====== Supplied text ======

This is the tomato jam recipe that's been in my family for more than 100 years. 7lbs tomatoes, peeled and put into a colander to drain. 7 lbs sugar, 3 lemons, 3 oranges, 2 T. chopped candied ginger, 2 cinnamon sticks, 1 tsp ground cloves. Slice the lemons and oranges paper thin, rind and all, no seeds. After the tomatoes have drained for awhile, combine all ingredients and cook until thick. Remove cinnamon sticks. Put in sterilized jars while hot and seal with canning lids, or put in sterile container and refrigerate. You can reduce the sugar by a couple of cups and use gelatin or Sure gel to thicken it some. You can also make this using green tomatoes, but the sugar needs to be increased by 1 cup. Green tomato preserves will turn nearly black when cooked, which is normal.

====== Excerpted data ======

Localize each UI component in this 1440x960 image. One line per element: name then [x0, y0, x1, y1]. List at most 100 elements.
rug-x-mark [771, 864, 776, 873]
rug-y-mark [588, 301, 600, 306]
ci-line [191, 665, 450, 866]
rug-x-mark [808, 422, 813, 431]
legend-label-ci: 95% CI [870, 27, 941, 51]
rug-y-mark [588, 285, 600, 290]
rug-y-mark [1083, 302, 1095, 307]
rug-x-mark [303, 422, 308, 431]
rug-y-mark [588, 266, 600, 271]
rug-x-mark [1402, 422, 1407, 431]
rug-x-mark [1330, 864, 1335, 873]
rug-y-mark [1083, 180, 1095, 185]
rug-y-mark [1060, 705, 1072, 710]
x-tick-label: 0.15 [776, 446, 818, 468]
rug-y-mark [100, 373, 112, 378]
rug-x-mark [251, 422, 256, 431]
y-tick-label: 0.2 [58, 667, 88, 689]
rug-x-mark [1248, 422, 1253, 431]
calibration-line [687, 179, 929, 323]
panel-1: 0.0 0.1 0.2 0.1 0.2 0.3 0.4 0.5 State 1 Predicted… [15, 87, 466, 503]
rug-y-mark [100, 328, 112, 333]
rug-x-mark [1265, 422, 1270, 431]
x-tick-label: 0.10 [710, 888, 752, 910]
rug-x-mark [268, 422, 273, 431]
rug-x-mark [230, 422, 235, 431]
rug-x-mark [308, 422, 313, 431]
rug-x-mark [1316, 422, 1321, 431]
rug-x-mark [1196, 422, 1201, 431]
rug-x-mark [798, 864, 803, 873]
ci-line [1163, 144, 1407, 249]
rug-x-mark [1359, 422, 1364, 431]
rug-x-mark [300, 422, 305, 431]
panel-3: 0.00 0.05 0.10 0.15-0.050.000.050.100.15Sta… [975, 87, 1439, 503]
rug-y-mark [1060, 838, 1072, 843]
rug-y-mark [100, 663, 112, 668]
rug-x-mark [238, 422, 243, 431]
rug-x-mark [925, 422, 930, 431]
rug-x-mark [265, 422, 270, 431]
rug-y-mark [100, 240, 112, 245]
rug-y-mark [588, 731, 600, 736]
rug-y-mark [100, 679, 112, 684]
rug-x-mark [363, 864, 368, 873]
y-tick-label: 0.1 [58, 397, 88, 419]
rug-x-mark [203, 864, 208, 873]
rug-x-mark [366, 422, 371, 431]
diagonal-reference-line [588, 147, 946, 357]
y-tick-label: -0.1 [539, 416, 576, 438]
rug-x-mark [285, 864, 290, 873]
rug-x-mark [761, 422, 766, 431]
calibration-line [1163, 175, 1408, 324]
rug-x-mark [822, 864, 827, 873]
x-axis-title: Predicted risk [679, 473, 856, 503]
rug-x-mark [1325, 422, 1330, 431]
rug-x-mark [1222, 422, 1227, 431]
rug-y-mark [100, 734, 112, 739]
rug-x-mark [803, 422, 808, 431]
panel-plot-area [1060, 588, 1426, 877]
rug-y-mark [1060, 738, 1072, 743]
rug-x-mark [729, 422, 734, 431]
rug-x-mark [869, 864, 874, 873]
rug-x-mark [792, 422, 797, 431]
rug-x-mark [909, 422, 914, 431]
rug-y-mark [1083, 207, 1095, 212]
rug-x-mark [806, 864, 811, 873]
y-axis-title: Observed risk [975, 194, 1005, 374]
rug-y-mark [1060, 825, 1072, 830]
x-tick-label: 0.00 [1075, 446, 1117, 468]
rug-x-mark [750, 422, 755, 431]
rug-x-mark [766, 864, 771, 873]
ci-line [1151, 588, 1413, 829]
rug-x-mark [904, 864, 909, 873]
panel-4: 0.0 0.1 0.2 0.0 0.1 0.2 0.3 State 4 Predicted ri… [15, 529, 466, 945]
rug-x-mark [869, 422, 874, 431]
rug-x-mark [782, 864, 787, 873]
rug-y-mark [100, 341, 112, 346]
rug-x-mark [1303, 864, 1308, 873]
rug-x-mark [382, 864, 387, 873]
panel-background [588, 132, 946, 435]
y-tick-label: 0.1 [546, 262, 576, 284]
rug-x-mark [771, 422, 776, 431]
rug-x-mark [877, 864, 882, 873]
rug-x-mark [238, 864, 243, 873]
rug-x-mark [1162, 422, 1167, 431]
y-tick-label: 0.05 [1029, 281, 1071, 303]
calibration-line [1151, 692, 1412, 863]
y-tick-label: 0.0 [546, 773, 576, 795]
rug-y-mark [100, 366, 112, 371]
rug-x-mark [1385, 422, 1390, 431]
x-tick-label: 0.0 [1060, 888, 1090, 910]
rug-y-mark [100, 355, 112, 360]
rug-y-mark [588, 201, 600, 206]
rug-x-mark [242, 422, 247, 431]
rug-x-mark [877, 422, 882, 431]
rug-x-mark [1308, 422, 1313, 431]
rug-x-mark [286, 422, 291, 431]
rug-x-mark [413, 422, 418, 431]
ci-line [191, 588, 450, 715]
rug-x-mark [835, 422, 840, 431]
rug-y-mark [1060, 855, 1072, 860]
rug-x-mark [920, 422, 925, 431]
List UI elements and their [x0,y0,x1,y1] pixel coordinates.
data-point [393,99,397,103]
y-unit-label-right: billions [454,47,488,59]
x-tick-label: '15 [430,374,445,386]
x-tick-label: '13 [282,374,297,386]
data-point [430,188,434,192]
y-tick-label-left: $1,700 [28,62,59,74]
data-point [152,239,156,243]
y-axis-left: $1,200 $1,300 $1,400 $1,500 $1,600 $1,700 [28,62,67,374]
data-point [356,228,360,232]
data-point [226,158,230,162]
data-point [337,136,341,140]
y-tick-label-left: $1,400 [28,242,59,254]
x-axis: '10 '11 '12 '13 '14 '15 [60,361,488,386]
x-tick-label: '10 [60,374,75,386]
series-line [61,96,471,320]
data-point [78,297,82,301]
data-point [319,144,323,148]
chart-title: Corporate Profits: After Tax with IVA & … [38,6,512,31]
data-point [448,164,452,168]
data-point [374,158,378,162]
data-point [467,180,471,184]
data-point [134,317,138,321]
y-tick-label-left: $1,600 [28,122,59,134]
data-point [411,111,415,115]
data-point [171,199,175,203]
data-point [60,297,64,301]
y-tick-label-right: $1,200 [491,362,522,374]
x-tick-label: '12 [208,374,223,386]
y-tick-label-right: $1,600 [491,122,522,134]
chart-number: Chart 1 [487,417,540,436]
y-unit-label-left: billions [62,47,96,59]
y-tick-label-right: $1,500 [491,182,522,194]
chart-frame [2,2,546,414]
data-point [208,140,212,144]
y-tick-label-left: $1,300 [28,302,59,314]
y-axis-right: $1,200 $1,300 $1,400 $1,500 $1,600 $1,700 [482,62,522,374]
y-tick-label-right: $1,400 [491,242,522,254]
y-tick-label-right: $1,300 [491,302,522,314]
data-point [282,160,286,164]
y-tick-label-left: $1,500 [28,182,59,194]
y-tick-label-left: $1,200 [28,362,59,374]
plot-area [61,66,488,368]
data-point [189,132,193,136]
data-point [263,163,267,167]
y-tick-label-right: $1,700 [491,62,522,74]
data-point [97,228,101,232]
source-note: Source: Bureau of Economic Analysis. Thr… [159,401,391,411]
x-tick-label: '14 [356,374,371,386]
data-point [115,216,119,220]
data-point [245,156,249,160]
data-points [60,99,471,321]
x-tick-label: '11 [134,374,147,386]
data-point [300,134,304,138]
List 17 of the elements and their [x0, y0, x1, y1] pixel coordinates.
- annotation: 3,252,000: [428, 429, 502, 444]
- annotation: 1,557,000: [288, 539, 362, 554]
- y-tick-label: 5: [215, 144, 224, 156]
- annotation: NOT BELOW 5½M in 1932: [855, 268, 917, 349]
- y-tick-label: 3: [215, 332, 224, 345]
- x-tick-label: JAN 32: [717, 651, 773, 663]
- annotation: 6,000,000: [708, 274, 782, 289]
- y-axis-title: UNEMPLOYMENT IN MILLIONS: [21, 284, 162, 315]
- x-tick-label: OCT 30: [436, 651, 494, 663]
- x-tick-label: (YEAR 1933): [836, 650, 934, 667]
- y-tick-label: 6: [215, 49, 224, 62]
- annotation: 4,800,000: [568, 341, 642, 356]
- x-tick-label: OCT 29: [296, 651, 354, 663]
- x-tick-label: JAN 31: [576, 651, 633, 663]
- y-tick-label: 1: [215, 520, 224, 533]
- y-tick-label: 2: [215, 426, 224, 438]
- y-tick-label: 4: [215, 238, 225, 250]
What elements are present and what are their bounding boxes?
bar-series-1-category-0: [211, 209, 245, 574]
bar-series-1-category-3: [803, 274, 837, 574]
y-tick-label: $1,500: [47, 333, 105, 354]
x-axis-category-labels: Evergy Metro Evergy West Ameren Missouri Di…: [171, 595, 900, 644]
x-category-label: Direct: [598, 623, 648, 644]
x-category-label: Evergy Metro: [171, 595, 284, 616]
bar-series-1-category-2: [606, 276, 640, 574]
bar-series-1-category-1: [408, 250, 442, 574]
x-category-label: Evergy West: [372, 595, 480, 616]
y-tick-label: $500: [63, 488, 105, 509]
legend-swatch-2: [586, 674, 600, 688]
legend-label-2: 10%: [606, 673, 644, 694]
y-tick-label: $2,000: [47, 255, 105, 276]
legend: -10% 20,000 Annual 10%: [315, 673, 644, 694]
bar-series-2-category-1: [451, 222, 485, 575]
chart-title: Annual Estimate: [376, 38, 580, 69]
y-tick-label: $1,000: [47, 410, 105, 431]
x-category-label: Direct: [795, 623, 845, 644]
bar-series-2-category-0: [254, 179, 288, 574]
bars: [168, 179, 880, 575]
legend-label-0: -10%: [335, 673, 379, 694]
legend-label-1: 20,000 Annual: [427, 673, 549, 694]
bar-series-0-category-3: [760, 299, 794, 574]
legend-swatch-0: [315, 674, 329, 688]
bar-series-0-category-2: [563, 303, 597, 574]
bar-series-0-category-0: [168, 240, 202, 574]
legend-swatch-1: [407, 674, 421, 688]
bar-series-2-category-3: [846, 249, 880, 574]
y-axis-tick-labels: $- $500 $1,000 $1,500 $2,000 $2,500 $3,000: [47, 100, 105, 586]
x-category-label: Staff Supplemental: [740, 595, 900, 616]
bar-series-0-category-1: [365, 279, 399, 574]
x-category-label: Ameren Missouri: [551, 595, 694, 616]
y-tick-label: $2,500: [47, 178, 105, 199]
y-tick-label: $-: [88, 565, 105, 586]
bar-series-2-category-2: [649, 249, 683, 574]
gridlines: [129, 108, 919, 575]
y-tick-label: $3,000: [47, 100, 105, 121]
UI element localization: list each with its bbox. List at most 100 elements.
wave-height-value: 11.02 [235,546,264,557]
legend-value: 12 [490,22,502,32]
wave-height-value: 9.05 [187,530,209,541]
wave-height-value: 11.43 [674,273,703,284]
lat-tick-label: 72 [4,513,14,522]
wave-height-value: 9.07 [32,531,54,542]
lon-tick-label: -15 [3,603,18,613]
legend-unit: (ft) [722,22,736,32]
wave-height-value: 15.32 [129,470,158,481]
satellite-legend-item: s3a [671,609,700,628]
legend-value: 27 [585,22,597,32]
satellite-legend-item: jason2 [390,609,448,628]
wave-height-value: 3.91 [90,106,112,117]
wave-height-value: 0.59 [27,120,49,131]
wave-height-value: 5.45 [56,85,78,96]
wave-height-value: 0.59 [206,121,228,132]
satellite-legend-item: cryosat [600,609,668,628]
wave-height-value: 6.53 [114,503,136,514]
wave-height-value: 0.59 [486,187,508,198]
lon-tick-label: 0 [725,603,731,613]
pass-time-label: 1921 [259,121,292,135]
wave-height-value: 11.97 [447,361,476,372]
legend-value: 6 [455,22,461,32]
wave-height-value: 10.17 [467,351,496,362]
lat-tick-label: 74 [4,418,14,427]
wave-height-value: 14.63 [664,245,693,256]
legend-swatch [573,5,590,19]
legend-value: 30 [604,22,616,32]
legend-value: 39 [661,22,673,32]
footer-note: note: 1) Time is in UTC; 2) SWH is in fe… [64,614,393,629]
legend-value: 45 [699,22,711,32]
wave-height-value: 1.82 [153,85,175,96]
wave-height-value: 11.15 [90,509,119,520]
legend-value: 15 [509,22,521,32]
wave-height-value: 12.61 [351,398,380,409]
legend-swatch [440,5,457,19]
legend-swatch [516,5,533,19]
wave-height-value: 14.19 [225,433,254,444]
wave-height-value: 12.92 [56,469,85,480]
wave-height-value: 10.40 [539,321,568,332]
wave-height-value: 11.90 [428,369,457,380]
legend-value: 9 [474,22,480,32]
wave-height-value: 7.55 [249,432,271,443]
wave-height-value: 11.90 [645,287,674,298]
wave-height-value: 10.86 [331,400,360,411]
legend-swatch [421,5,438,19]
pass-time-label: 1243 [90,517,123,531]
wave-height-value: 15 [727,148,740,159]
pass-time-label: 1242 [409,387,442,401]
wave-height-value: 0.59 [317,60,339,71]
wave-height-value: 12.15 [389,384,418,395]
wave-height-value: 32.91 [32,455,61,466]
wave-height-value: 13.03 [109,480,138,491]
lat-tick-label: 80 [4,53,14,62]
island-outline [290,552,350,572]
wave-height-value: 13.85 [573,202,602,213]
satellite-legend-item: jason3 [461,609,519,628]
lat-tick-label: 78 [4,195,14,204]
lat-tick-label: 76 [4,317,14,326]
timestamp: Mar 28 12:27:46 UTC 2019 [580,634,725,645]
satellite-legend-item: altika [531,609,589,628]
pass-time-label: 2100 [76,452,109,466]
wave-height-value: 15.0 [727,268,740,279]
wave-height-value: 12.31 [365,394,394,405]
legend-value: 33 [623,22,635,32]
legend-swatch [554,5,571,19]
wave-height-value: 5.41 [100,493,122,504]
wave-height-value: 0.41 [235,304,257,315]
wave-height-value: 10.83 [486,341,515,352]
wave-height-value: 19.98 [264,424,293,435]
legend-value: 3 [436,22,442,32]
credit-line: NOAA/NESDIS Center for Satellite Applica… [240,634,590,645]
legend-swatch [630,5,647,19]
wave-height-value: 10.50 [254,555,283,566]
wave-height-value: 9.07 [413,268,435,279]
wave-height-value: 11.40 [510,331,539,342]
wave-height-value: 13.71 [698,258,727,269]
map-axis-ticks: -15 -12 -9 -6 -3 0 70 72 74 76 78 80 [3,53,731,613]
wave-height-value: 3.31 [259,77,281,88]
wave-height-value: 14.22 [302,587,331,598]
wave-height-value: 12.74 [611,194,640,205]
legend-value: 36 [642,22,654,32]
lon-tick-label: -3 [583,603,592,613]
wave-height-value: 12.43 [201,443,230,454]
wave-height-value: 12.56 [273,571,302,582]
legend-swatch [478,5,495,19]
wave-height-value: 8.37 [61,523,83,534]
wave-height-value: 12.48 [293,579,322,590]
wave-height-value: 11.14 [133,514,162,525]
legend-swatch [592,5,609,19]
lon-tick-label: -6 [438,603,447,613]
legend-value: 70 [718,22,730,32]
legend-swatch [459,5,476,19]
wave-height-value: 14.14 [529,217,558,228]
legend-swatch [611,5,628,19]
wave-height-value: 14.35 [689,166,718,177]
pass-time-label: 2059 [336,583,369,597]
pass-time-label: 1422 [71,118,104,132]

======

**What the task requires**:
Write out the passage of the tomato jam recipe between "This is the" and "which is normal.", inclusive. These rows come from a separate source.

**Solution to this problem**:
This is the tomato jam recipe that's been in my family for more than 100 years. 7lbs tomatoes, peeled and put into a colander to drain. 7 lbs sugar, 3 lemons, 3 oranges, 2 T. chopped candied ginger, 2 cinnamon sticks, 1 tsp ground cloves. Slice the lemons and oranges paper thin, rind and all, no seeds. After the tomatoes have drained for awhile, combine all ingredients and cook until thick. Remove cinnamon sticks. Put in sterilized jars while hot and seal with canning lids, or put in sterile container and refrigerate. You can reduce the sugar by a couple of cups and use gelatin or Sure gel to thicken it some. You can also make this using green tomatoes, but the sugar needs to be increased by 1 cup. Green tomato preserves will turn nearly black when cooked, which is normal.